DIRECTION
Transcribe the records that follow exactly. Skip the pictures.

SUPPLIED INFORMATION

================================

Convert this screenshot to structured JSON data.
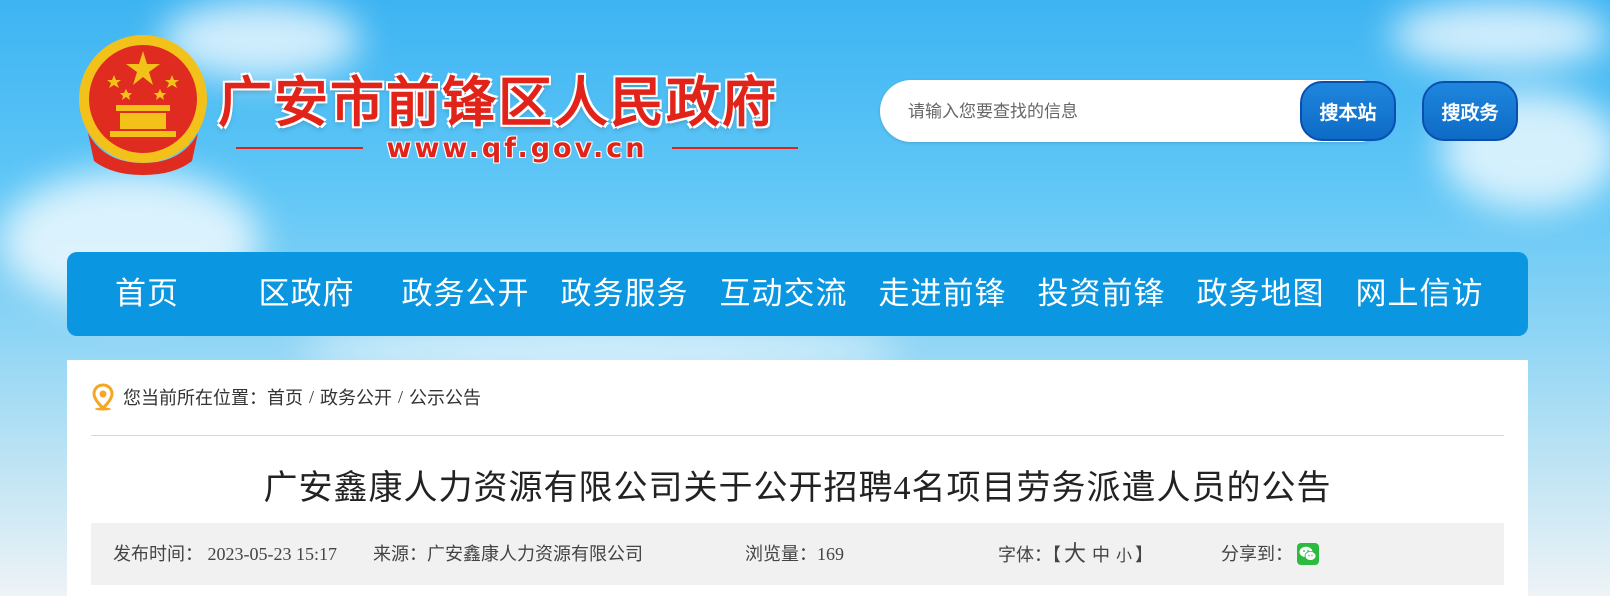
{
  "header": {
    "site_title": "广安市前锋区人民政府",
    "site_url": "www.qf.gov.cn",
    "search_placeholder": "请输入您要查找的信息",
    "search_site_label": "搜本站",
    "search_gov_label": "搜政务"
  },
  "nav": {
    "items": [
      "首页",
      "区政府",
      "政务公开",
      "政务服务",
      "互动交流",
      "走进前锋",
      "投资前锋",
      "政务地图",
      "网上信访"
    ]
  },
  "breadcrumb": {
    "prefix": "您当前所在位置：",
    "items": [
      "首页",
      "政务公开",
      "公示公告"
    ],
    "separator": "/"
  },
  "article": {
    "title": "广安鑫康人力资源有限公司关于公开招聘4名项目劳务派遣人员的公告",
    "meta": {
      "date_label": "发布时间：",
      "date_value": "2023-05-23 15:17",
      "source_label": "来源：",
      "source_value": "广安鑫康人力资源有限公司",
      "views_label": "浏览量：",
      "views_value": "169",
      "font_label": "字体：",
      "font_open": "【",
      "font_large": "大",
      "font_medium": "中",
      "font_small": "小",
      "font_close": "】",
      "share_label": "分享到："
    }
  },
  "colors": {
    "brand_red": "#e2231a",
    "nav_blue": "#0a96e0",
    "button_blue": "#0d6bc6",
    "wechat_green": "#2dbb3f"
  },
  "icons": [
    "national-emblem-icon",
    "location-pin-icon",
    "wechat-icon"
  ]
}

================================

SOLUTION BELOW
Convert this screenshot to structured JSON data.
{
  "header": {
    "site_title": "广安市前锋区人民政府",
    "site_url": "www.qf.gov.cn",
    "search_placeholder": "请输入您要查找的信息",
    "search_site_label": "搜本站",
    "search_gov_label": "搜政务"
  },
  "nav": {
    "items": [
      "首页",
      "区政府",
      "政务公开",
      "政务服务",
      "互动交流",
      "走进前锋",
      "投资前锋",
      "政务地图",
      "网上信访"
    ]
  },
  "breadcrumb": {
    "prefix": "您当前所在位置：",
    "items": [
      "首页",
      "政务公开",
      "公示公告"
    ],
    "separator": "/"
  },
  "article": {
    "title": "广安鑫康人力资源有限公司关于公开招聘4名项目劳务派遣人员的公告",
    "meta": {
      "date_label": "发布时间：",
      "date_value": "2023-05-23 15:17",
      "source_label": "来源：",
      "source_value": "广安鑫康人力资源有限公司",
      "views_label": "浏览量：",
      "views_value": "169",
      "font_label": "字体：",
      "font_open": "【",
      "font_large": "大",
      "font_medium": "中",
      "font_small": "小",
      "font_close": "】",
      "share_label": "分享到："
    }
  },
  "colors": {
    "brand_red": "#e2231a",
    "nav_blue": "#0a96e0",
    "button_blue": "#0d6bc6",
    "wechat_green": "#2dbb3f"
  },
  "icons": [
    "national-emblem-icon",
    "location-pin-icon",
    "wechat-icon"
  ]
}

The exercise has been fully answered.